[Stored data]
»»
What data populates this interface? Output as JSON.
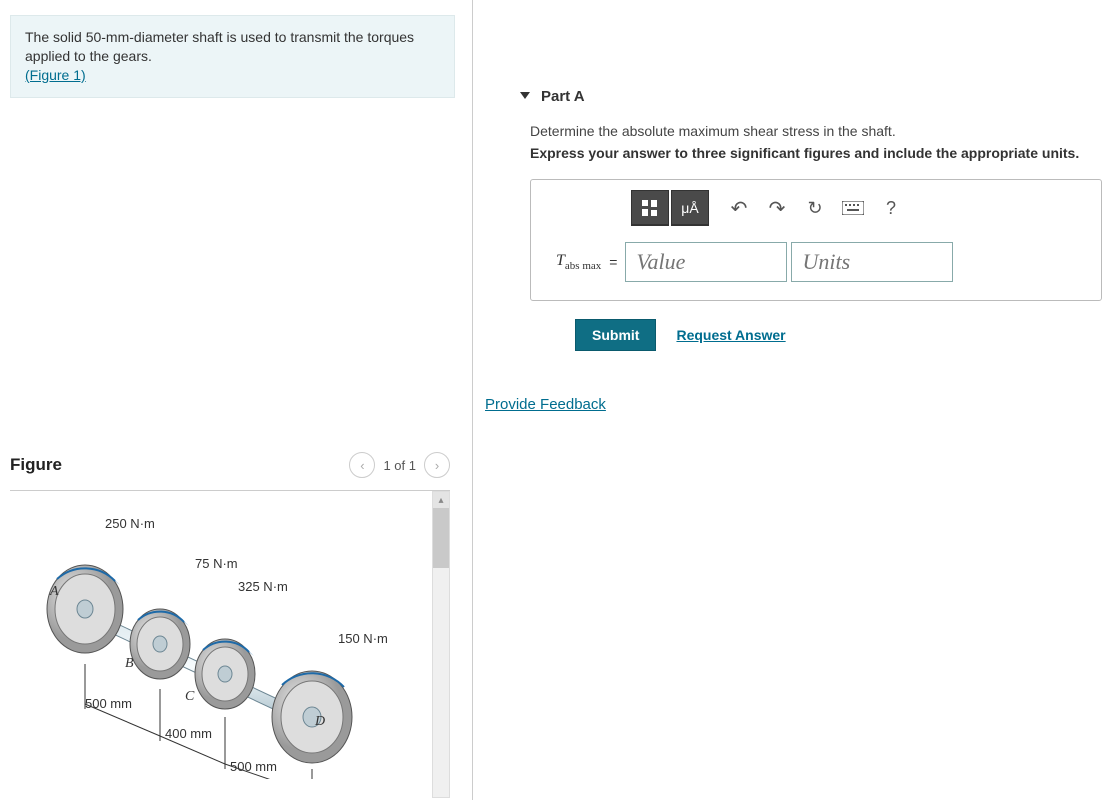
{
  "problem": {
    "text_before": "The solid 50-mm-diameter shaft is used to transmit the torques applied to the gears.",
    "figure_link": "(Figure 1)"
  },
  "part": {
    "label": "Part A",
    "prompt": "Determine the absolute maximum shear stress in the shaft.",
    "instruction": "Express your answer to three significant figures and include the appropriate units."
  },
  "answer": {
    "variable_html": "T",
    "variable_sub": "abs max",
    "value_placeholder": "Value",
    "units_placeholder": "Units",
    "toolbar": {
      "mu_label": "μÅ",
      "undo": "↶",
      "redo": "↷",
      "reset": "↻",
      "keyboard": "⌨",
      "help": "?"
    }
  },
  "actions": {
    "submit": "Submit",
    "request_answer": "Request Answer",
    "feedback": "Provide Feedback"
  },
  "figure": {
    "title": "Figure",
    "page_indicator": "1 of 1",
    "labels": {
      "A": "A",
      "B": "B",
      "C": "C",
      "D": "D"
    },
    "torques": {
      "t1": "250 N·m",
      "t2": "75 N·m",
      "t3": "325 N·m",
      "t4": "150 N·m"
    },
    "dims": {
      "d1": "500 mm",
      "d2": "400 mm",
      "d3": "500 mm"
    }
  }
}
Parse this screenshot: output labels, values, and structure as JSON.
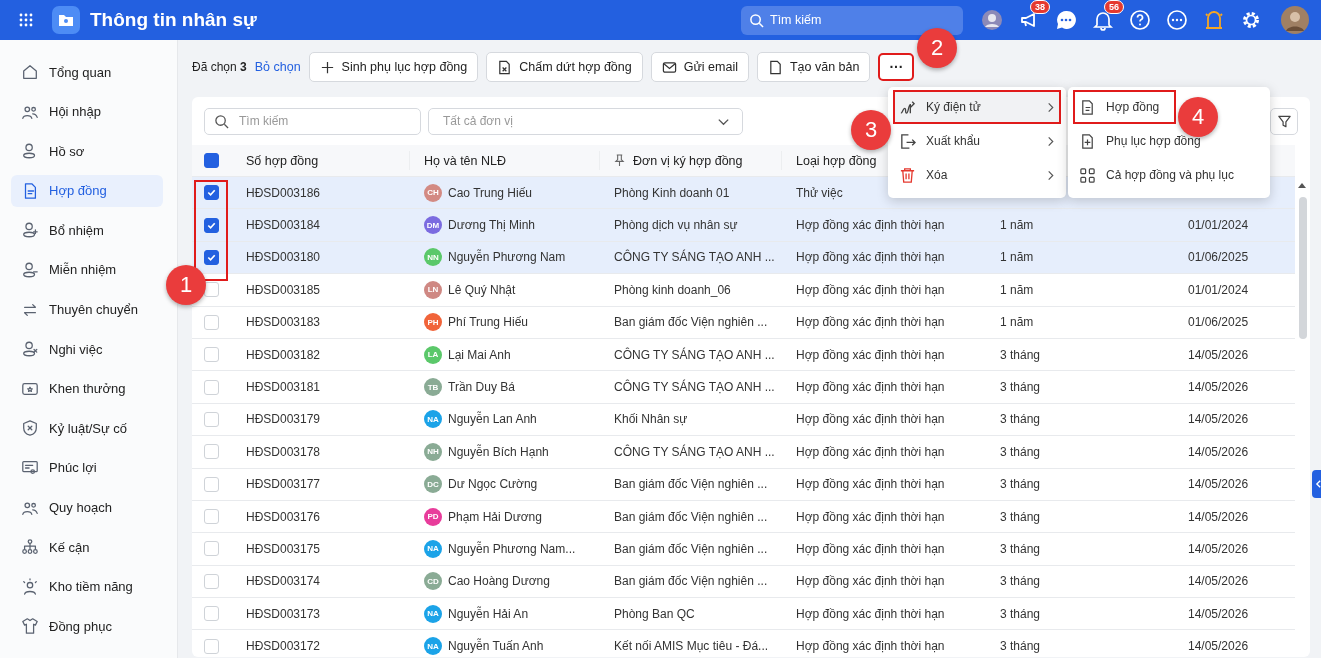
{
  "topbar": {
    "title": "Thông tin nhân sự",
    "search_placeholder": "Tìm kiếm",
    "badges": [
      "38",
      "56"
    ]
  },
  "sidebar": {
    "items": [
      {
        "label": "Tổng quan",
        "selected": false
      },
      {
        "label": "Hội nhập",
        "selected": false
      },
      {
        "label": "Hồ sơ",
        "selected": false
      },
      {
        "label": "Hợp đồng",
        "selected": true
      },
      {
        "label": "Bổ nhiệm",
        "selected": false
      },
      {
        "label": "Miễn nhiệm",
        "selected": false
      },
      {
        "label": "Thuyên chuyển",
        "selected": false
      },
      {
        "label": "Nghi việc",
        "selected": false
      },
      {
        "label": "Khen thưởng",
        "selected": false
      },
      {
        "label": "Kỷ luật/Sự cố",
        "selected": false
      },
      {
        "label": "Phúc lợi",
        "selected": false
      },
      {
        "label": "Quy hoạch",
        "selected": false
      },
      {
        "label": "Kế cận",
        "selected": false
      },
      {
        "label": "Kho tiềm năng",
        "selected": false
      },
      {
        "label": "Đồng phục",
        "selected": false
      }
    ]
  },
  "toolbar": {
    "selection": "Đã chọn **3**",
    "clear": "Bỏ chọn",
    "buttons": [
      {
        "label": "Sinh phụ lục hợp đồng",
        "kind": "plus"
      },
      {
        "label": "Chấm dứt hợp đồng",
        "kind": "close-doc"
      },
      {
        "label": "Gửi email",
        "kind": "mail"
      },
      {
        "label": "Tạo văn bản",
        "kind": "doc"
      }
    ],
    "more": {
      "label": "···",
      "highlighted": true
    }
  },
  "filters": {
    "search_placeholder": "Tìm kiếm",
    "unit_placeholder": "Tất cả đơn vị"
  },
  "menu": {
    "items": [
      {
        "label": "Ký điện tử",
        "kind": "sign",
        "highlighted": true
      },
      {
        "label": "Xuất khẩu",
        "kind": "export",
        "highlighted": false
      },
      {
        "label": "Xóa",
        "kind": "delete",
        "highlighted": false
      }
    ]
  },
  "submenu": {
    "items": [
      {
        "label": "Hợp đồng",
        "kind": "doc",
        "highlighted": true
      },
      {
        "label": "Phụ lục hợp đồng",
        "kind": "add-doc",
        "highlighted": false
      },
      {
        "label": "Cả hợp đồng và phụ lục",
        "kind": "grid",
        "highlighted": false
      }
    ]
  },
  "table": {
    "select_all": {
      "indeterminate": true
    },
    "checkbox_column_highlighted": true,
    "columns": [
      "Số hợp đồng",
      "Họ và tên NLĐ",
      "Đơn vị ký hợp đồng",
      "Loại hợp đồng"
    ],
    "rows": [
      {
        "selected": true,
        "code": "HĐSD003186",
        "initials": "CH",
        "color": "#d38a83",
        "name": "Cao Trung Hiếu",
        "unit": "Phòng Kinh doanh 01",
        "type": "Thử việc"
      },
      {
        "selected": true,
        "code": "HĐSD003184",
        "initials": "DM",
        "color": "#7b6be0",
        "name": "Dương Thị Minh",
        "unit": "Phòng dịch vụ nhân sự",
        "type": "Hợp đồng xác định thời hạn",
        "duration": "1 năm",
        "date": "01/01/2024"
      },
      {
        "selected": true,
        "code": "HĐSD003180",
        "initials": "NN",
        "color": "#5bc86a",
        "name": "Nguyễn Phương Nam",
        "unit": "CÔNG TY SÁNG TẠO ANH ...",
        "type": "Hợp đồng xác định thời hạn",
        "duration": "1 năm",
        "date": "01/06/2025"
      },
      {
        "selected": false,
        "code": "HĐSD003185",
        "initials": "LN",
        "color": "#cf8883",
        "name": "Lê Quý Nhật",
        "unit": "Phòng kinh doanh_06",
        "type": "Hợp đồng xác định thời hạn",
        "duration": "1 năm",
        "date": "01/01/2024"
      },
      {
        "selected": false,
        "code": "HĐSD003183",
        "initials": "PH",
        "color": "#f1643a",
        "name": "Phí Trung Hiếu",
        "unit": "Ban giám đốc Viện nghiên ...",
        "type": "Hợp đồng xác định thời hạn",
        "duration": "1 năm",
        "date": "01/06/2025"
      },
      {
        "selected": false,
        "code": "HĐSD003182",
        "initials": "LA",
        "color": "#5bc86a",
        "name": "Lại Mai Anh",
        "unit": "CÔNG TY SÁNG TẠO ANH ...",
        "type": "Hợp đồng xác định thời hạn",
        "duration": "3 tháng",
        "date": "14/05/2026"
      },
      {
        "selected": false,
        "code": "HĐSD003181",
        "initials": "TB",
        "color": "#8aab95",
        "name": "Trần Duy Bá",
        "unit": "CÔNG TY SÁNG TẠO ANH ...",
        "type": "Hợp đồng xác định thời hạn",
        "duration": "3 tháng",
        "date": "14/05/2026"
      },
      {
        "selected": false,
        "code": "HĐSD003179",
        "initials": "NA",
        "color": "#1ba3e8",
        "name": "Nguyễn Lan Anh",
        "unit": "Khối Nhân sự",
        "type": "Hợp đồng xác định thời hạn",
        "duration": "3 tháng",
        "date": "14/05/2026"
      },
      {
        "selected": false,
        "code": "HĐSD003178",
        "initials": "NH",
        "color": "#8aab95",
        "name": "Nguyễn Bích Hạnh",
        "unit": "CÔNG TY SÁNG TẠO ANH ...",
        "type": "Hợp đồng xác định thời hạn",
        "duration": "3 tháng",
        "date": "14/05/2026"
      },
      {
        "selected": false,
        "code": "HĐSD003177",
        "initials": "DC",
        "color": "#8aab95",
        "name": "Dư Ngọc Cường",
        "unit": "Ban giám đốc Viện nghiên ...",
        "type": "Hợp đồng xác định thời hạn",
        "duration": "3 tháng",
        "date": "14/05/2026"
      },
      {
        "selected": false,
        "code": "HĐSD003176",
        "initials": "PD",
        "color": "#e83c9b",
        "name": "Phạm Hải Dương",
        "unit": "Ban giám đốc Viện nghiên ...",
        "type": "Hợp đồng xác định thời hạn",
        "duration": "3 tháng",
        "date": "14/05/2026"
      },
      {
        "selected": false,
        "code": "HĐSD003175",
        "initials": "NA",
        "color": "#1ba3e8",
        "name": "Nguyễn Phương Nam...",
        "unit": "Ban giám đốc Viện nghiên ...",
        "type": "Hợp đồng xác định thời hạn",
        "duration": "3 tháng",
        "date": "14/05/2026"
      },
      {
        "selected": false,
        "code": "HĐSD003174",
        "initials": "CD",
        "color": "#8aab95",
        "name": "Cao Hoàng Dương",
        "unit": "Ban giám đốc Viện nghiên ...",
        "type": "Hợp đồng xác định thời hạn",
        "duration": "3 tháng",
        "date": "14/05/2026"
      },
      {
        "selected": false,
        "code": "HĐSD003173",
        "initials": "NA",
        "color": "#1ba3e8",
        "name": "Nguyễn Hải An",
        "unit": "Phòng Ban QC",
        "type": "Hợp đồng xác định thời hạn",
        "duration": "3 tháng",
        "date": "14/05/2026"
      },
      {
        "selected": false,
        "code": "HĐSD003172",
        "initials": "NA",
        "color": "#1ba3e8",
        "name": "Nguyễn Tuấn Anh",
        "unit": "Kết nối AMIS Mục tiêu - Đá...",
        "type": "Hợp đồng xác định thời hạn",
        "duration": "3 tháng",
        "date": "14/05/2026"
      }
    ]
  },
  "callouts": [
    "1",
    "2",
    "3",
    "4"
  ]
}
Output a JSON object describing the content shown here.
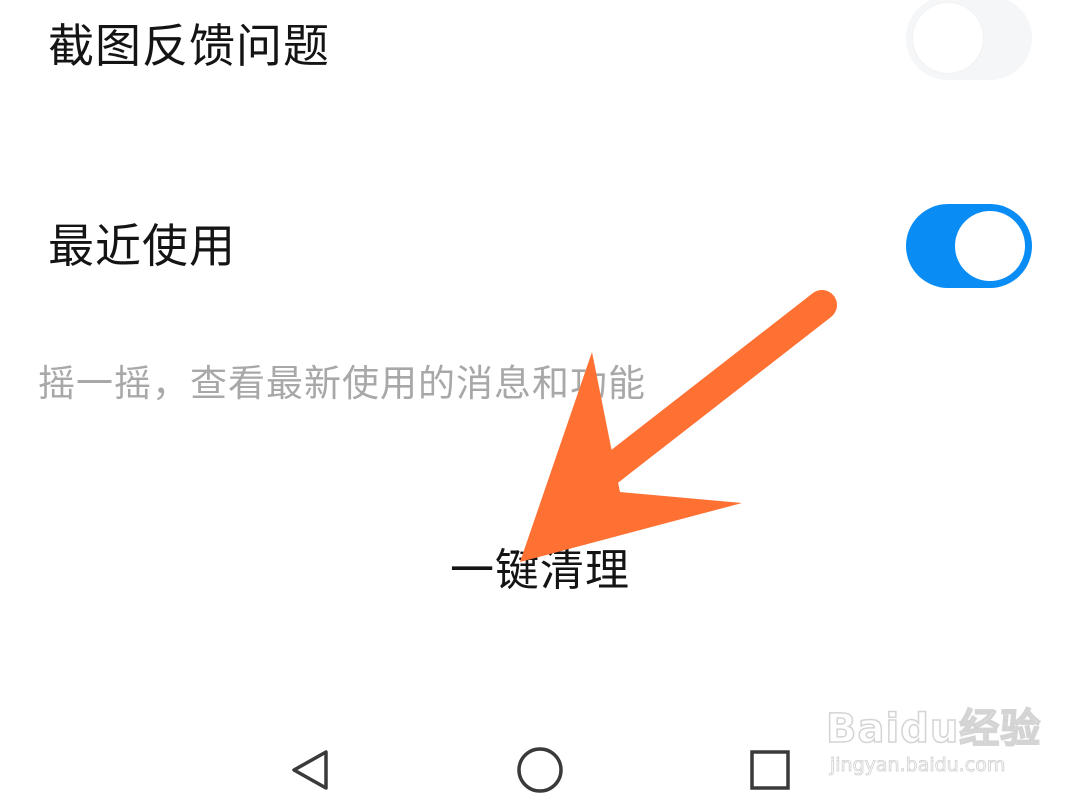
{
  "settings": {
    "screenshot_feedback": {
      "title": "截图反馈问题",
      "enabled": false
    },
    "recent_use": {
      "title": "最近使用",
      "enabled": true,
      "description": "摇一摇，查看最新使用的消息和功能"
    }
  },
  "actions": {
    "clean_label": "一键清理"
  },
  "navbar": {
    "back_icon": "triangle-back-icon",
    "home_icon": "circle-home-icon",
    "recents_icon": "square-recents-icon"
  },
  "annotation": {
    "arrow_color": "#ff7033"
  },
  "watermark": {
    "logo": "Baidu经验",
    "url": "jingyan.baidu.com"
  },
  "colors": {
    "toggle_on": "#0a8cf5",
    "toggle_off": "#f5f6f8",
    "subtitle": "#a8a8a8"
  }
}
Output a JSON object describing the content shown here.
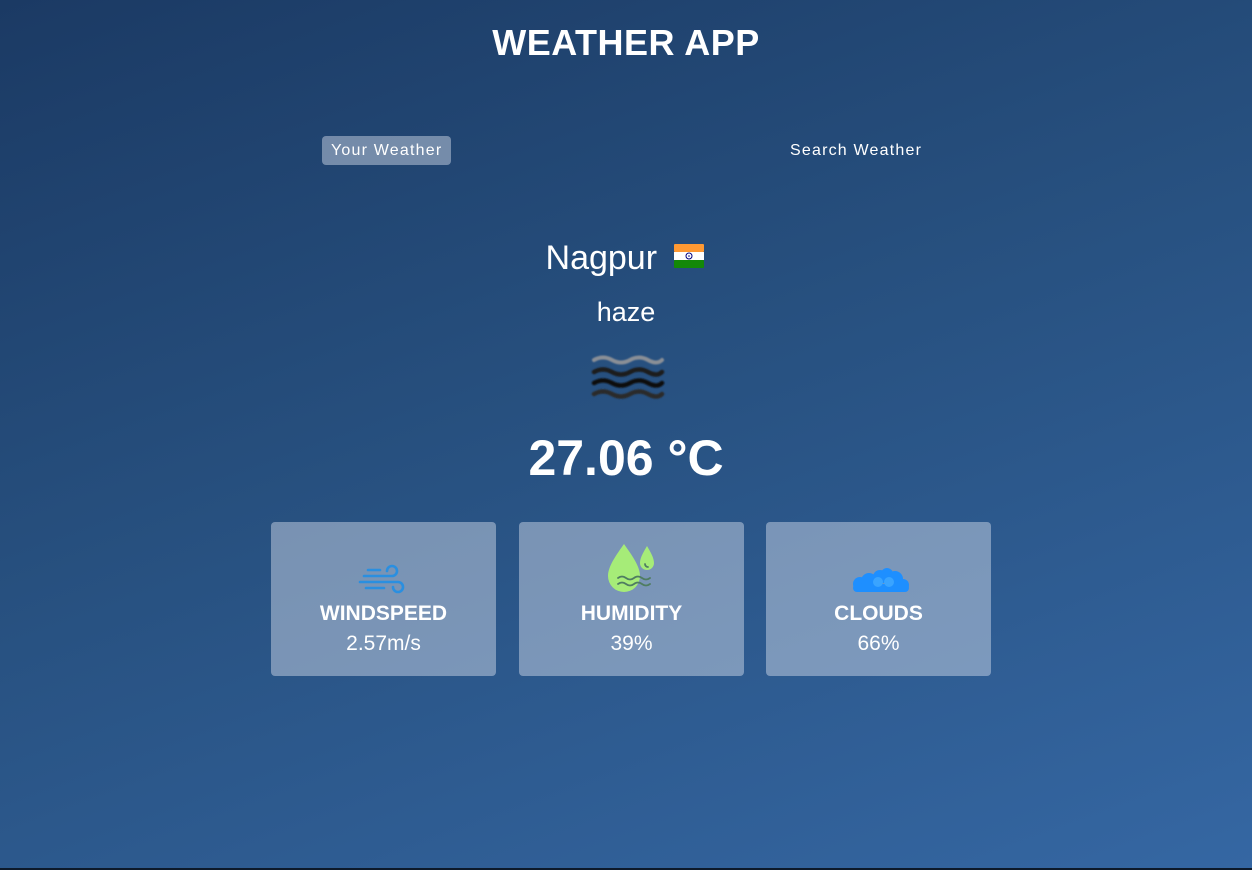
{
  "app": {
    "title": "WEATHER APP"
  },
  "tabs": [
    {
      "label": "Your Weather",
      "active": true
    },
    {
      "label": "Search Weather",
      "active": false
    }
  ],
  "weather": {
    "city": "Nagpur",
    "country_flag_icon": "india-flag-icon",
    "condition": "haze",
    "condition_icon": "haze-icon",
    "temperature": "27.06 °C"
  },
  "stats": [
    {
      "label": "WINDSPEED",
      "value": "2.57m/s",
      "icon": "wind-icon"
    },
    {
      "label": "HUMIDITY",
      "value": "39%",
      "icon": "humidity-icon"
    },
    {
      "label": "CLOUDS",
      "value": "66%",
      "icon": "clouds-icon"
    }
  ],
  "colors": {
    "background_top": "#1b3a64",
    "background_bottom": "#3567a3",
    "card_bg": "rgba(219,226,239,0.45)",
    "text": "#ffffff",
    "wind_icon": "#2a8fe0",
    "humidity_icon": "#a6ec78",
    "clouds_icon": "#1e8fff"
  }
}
««
### Task instructions
State, as a bare number, how many lines of the listing hold the word "this".

### Result
2